**Directive**. Find the word "color" in the material below and gather every line that contains it.

**Records supplied**.
----
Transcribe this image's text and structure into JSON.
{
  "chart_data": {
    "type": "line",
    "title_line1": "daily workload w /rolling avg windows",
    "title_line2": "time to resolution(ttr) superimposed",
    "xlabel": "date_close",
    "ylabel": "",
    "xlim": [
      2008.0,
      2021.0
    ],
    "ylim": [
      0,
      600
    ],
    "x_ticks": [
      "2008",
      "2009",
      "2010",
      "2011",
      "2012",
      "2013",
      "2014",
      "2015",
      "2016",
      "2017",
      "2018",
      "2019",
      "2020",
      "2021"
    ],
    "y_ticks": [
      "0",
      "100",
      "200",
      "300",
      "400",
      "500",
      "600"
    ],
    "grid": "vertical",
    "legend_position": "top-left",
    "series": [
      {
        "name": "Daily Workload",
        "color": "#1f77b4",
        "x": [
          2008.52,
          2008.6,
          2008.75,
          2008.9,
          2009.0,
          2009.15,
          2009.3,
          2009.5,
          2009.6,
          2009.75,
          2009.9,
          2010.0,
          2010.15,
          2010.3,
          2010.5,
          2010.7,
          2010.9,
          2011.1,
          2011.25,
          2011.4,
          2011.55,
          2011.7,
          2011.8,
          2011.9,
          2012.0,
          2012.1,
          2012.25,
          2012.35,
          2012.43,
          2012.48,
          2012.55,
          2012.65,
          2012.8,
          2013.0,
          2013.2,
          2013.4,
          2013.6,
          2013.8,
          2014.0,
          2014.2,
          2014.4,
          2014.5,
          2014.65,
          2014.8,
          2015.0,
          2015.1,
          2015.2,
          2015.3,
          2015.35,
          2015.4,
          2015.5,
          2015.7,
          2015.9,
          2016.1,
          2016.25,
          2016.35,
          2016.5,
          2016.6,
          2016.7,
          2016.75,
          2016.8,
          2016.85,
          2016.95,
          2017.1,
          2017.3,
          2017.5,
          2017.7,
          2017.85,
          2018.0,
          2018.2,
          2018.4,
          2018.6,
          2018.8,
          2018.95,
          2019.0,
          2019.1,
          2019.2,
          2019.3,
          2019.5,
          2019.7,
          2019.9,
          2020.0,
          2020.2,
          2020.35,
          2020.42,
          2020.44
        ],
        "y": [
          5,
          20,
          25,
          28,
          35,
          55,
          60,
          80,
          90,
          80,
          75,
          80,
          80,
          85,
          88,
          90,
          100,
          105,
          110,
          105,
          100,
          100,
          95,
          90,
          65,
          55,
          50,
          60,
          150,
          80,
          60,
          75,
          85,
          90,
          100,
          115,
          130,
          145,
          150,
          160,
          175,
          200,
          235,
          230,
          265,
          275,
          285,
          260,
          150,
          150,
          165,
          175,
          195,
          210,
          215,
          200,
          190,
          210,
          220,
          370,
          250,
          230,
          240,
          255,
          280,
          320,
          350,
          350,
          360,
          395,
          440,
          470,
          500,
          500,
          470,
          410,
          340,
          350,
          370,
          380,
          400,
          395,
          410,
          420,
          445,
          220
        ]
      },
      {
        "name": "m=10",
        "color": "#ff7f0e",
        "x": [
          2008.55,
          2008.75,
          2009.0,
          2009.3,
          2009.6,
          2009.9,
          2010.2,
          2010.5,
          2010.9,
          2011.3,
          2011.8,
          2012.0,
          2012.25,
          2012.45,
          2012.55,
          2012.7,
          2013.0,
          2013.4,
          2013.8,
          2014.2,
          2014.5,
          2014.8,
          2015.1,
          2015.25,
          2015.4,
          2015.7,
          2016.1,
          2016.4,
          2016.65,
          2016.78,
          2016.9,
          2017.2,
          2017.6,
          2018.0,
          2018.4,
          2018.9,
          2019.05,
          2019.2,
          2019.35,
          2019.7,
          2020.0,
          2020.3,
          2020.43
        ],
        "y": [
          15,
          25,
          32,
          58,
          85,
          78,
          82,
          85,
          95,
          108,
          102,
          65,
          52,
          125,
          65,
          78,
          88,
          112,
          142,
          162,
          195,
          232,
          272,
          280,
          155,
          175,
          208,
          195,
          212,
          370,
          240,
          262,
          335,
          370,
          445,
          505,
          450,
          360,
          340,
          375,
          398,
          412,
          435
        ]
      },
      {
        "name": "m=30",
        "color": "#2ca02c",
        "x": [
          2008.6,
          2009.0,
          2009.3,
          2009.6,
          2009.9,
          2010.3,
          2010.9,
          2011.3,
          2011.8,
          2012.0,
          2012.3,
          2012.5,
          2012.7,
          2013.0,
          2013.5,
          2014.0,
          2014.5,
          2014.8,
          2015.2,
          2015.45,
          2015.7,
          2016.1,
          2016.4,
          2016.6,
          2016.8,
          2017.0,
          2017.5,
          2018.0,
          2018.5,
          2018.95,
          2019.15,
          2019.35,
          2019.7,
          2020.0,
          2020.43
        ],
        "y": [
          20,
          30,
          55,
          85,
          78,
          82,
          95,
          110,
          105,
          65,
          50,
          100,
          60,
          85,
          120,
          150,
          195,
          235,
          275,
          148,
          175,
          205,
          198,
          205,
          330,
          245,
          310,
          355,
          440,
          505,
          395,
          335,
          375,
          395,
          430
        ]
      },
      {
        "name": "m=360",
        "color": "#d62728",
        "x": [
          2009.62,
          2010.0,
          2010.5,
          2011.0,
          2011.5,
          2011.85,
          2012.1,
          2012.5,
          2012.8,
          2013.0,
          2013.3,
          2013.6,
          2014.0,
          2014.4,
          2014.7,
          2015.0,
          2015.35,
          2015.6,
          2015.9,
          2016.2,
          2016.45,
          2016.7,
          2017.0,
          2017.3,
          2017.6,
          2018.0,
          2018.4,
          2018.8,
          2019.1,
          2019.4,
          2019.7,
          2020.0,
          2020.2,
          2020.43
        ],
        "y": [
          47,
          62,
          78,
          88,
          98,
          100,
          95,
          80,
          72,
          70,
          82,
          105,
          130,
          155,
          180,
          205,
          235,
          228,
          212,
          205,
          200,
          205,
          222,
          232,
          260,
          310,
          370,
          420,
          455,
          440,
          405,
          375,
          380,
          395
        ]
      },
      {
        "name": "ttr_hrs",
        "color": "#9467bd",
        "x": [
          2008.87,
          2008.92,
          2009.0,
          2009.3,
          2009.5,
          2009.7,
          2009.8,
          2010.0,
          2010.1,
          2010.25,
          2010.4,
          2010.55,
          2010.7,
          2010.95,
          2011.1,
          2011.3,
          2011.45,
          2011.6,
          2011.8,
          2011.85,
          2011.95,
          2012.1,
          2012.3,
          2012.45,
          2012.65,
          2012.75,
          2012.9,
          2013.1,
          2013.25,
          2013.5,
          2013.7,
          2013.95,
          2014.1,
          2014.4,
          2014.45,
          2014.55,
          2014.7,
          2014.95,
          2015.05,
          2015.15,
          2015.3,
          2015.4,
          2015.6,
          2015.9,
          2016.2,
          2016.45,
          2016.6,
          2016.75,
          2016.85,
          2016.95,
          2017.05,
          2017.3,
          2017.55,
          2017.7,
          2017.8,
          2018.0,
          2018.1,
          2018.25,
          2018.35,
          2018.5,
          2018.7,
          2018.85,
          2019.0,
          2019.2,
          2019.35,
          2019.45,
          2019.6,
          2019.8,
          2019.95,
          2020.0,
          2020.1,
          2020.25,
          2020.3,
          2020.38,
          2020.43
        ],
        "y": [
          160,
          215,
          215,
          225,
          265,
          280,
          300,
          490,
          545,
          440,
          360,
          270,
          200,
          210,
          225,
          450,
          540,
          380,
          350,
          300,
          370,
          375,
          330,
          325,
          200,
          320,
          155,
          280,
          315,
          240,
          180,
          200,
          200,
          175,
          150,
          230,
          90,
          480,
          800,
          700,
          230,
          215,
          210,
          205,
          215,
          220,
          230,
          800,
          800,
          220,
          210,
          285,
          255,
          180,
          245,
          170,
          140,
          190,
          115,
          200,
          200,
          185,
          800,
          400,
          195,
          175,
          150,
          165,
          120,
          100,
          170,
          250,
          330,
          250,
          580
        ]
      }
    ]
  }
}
----
**Written response**.
        "color": "#1f77b4",
        "color": "#ff7f0e",
        "color": "#2ca02c",
        "color": "#d62728",
        "color": "#9467bd",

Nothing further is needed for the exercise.